## Task statement
Images must not appear in your copy; reproduce every other part of the records exactly.

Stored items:
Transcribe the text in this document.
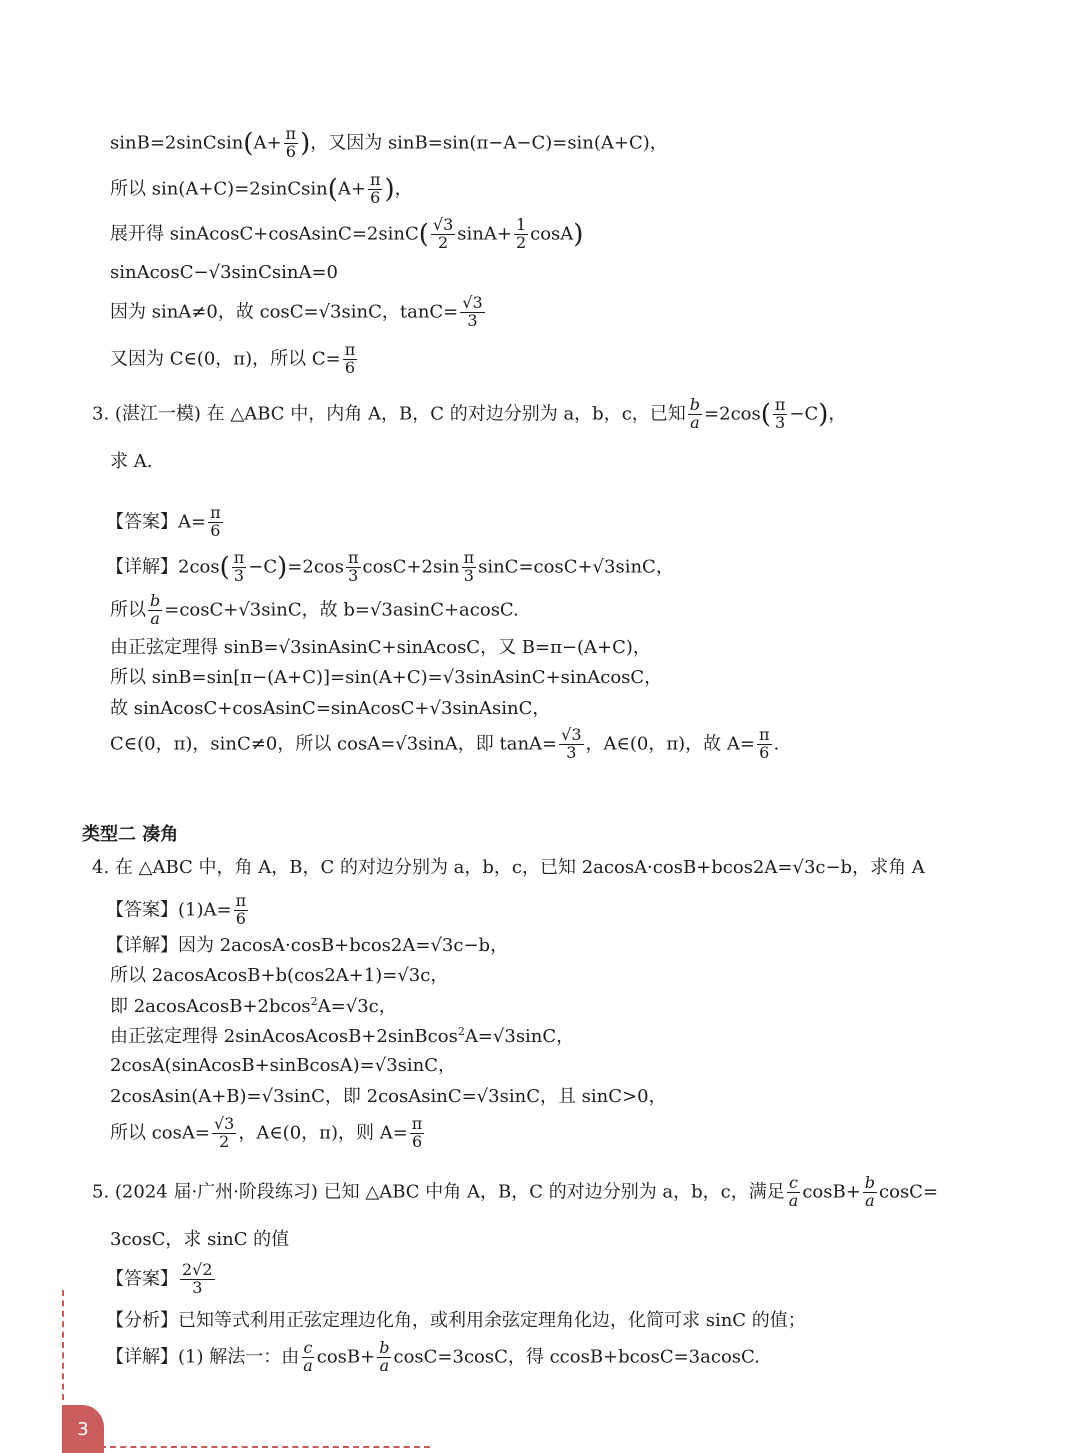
sinB=2sinCsin(A+ $\frac{\pi}{6}$ )，又因为 sinB=sin(π−A−C)=sin(A+C)，
所以 sin(A+C)=2sinCsin(A+ $\frac{\pi}{6}$ )，
展开得 sinAcosC+cosAsinC=2sinC( $\frac{√3}{2} \sin A+ \frac{1}{2} \cos A$)
sinAcosC−√3sinCsinA=0
因为 sinA≠0，故 cosC=√3sinC，$\tan C= \frac{√3}{3}$
又因为 C∈(0，π)，所以 $C= \frac{\pi}{6}$
3. (湛江一模) 在 △ABC 中，内角 A，B，C 的对边分别为 a，b，c，已知 $\frac{b}{a} =2\cos( \frac{\pi}{3} -C)$，
求 A.
【答案】$A= \frac{\pi}{6}$
【详解】$2\cos( \frac{\pi}{3} -C)=2\cos \frac{\pi}{3} \cos C+2\sin \frac{\pi}{3} \sin C=\cos C+√3\sin C$，
所以 $\frac{b}{a} =\cos C+√3\sin C$，故 b=√3asinC+acosC.
由正弦定理得 sinB=√3sinAsinC+sinAcosC，又 B=π−(A+C)，
所以 sinB=sin[π−(A+C)]=sin(A+C)=√3sinAsinC+sinAcosC，
故 sinAcosC+cosAsinC=sinAcosC+√3sinAsinC，
C∈(0，π)，sinC≠0，所以 cosA=√3sinA，即 $\tan A= \frac{√3}{3}$ ，A∈(0，π)，故 $A= \frac{\pi}{6}$ .
类型二 凑角
4. 在 △ABC 中，角 A，B，C 的对边分别为 a，b，c，已知 2acosA·cosB+bcos2A=√3c−b，求角 A
【答案】$(1)A= \frac{\pi}{6}$
【详解】因为 2acosA·cosB+bcos2A=√3c−b，
所以 2acosAcosB+b(cos2A+1)=√3c，
即 2acosAcosB+2bcos$^2$A=√3c，
由正弦定理得 2sinAcosAcosB+2sinBcos$^2$A=√3sinC，
2cosA(sinAcosB+sinBcosA)=√3sinC，
2cosAsin(A+B)=√3sinC，即 2cosAsinC=√3sinC，且 sinC>0，
所以 $\cos A= \frac{√3}{2}$ ，A∈(0，π)，则 $A= \frac{\pi}{6}$
5. (2024 届·广州·阶段练习) 已知 △ABC 中角 A，B，C 的对边分别为 a，b，c，满足 $\frac{c}{a} \cos B+ \frac{b}{a} \cos C=$
3cosC，求 sinC 的值
【答案】 $\frac{2√2}{3}$
【分析】已知等式利用正弦定理边化角，或利用余弦定理角化边，化简可求 sinC 的值；
【详解】(1) 解法一：由 $\frac{c}{a} \cos B+ \frac{b}{a} \cos C=3\cos C$，得 ccosB+bcosC=3acosC.
3
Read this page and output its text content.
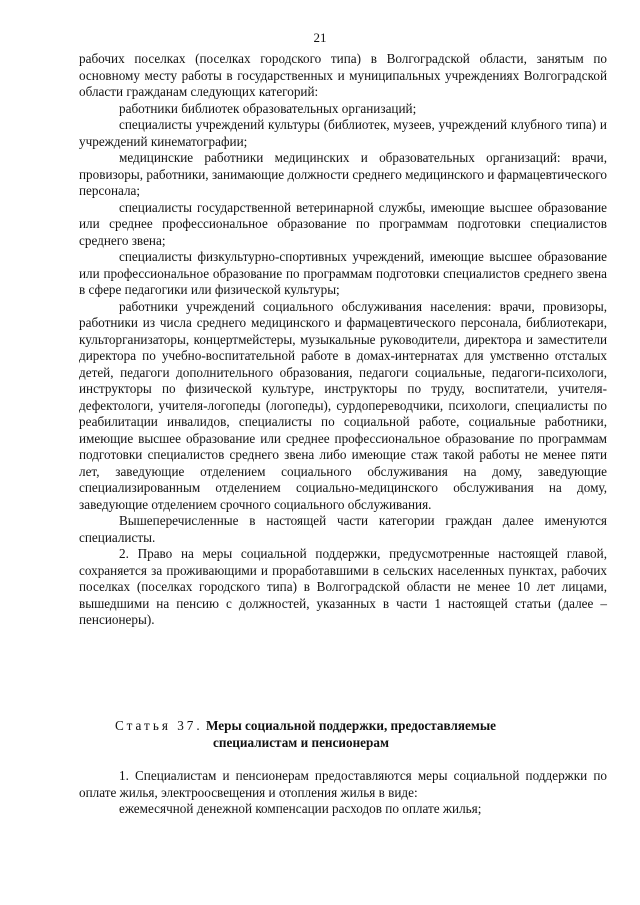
21

рабочих поселках (поселках городского типа) в Волгоградской области, занятым по основному месту работы в государственных и муниципальных учреждениях Волгоградской области гражданам следующих категорий:

работники библиотек образовательных организаций;

специалисты учреждений культуры (библиотек, музеев, учреждений клубного типа) и учреждений кинематографии;

медицинские работники медицинских и образовательных организаций: врачи, провизоры, работники, занимающие должности среднего медицинского и фармацевтического персонала;

специалисты государственной ветеринарной службы, имеющие высшее образование или среднее профессиональное образование по программам подготовки специалистов среднего звена;

специалисты физкультурно-спортивных учреждений, имеющие высшее образование или профессиональное образование по программам подготовки специалистов среднего звена в сфере педагогики или физической культуры;

работники учреждений социального обслуживания населения: врачи, провизоры, работники из числа среднего медицинского и фармацевтического персонала, библиотекари, культорганизаторы, концертмейстеры, музыкальные руководители, директора и заместители директора по учебно-воспитательной работе в домах-интернатах для умственно отсталых детей, педагоги дополнительного образования, педагоги социальные, педагоги-психологи, инструкторы по физической культуре, инструкторы по труду, воспитатели, учителя-дефектологи, учителя-логопеды (логопеды), сурдопереводчики, психологи, специалисты по реабилитации инвалидов, специалисты по социальной работе, социальные работники, имеющие высшее образование или среднее профессиональное образование по программам подготовки специалистов среднего звена либо имеющие стаж такой работы не менее пяти лет, заведующие отделением социального обслуживания на дому, заведующие специализированным отделением социально-медицинского обслуживания на дому, заведующие отделением срочного социального обслуживания.

Вышеперечисленные в настоящей части категории граждан далее именуются специалисты.

2. Право на меры социальной поддержки, предусмотренные настоящей главой, сохраняется за проживающими и проработавшими в сельских населенных пунктах, рабочих поселках (поселках городского типа) в Волгоградской области не менее 10 лет лицами, вышедшими на пенсию с должностей, указанных в части 1 настоящей статьи (далее – пенсионеры).

Статья 37. Меры социальной поддержки, предоставляемые
специалистам и пенсионерам

1. Специалистам и пенсионерам предоставляются меры социальной поддержки по оплате жилья, электроосвещения и отопления жилья в виде:

ежемесячной денежной компенсации расходов по оплате жилья;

## Result of this task
Transcribe the text in this document.
sinB=2sinCsin(A+ $\frac{\pi}{6}$ )，又因为 sinB=sin(π−A−C)=sin(A+C)，
所以 sin(A+C)=2sinCsin(A+ $\frac{\pi}{6}$ )，
展开得 sinAcosC+cosAsinC=2sinC( $\frac{√3}{2} \sin A+ \frac{1}{2} \cos A$)
sinAcosC−√3sinCsinA=0
因为 sinA≠0，故 cosC=√3sinC，$\tan C= \frac{√3}{3}$
又因为 C∈(0，π)，所以 $C= \frac{\pi}{6}$
3. (湛江一模) 在 △ABC 中，内角 A，B，C 的对边分别为 a，b，c，已知 $\frac{b}{a} =2\cos( \frac{\pi}{3} -C)$，
求 A.
【答案】$A= \frac{\pi}{6}$
【详解】$2\cos( \frac{\pi}{3} -C)=2\cos \frac{\pi}{3} \cos C+2\sin \frac{\pi}{3} \sin C=\cos C+√3\sin C$，
所以 $\frac{b}{a} =\cos C+√3\sin C$，故 b=√3asinC+acosC.
由正弦定理得 sinB=√3sinAsinC+sinAcosC，又 B=π−(A+C)，
所以 sinB=sin[π−(A+C)]=sin(A+C)=√3sinAsinC+sinAcosC，
故 sinAcosC+cosAsinC=sinAcosC+√3sinAsinC，
C∈(0，π)，sinC≠0，所以 cosA=√3sinA，即 $\tan A= \frac{√3}{3}$ ，A∈(0，π)，故 $A= \frac{\pi}{6}$ .
类型二 凑角
4. 在 △ABC 中，角 A，B，C 的对边分别为 a，b，c，已知 2acosA·cosB+bcos2A=√3c−b，求角 A
【答案】$(1)A= \frac{\pi}{6}$
【详解】因为 2acosA·cosB+bcos2A=√3c−b，
所以 2acosAcosB+b(cos2A+1)=√3c，
即 2acosAcosB+2bcos$^2$A=√3c，
由正弦定理得 2sinAcosAcosB+2sinBcos$^2$A=√3sinC，
2cosA(sinAcosB+sinBcosA)=√3sinC，
2cosAsin(A+B)=√3sinC，即 2cosAsinC=√3sinC，且 sinC>0，
所以 $\cos A= \frac{√3}{2}$ ，A∈(0，π)，则 $A= \frac{\pi}{6}$
5. (2024 届·广州·阶段练习) 已知 △ABC 中角 A，B，C 的对边分别为 a，b，c，满足 $\frac{c}{a} \cos B+ \frac{b}{a} \cos C=$
3cosC，求 sinC 的值
【答案】 $\frac{2√2}{3}$
【分析】已知等式利用正弦定理边化角，或利用余弦定理角化边，化简可求 sinC 的值；
【详解】(1) 解法一：由 $\frac{c}{a} \cos B+ \frac{b}{a} \cos C=3\cos C$，得 ccosB+bcosC=3acosC.
3
Read this page and output its text content.
21

рабочих поселках (поселках городского типа) в Волгоградской области, занятым по основному месту работы в государственных и муниципальных учреждениях Волгоградской области гражданам следующих категорий:

работники библиотек образовательных организаций;

специалисты учреждений культуры (библиотек, музеев, учреждений клубного типа) и учреждений кинематографии;

медицинские работники медицинских и образовательных организаций: врачи, провизоры, работники, занимающие должности среднего медицинского и фармацевтического персонала;

специалисты государственной ветеринарной службы, имеющие высшее образование или среднее профессиональное образование по программам подготовки специалистов среднего звена;

специалисты физкультурно-спортивных учреждений, имеющие высшее образование или профессиональное образование по программам подготовки специалистов среднего звена в сфере педагогики или физической культуры;

работники учреждений социального обслуживания населения: врачи, провизоры, работники из числа среднего медицинского и фармацевтического персонала, библиотекари, культорганизаторы, концертмейстеры, музыкальные руководители, директора и заместители директора по учебно-воспитательной работе в домах-интернатах для умственно отсталых детей, педагоги дополнительного образования, педагоги социальные, педагоги-психологи, инструкторы по физической культуре, инструкторы по труду, воспитатели, учителя-дефектологи, учителя-логопеды (логопеды), сурдопереводчики, психологи, специалисты по реабилитации инвалидов, специалисты по социальной работе, социальные работники, имеющие высшее образование или среднее профессиональное образование по программам подготовки специалистов среднего звена либо имеющие стаж такой работы не менее пяти лет, заведующие отделением социального обслуживания на дому, заведующие специализированным отделением социально-медицинского обслуживания на дому, заведующие отделением срочного социального обслуживания.

Вышеперечисленные в настоящей части категории граждан далее именуются специалисты.

2. Право на меры социальной поддержки, предусмотренные настоящей главой, сохраняется за проживающими и проработавшими в сельских населенных пунктах, рабочих поселках (поселках городского типа) в Волгоградской области не менее 10 лет лицами, вышедшими на пенсию с должностей, указанных в части 1 настоящей статьи (далее – пенсионеры).

Статья 37. Меры социальной поддержки, предоставляемые
специалистам и пенсионерам

1. Специалистам и пенсионерам предоставляются меры социальной поддержки по оплате жилья, электроосвещения и отопления жилья в виде:

ежемесячной денежной компенсации расходов по оплате жилья;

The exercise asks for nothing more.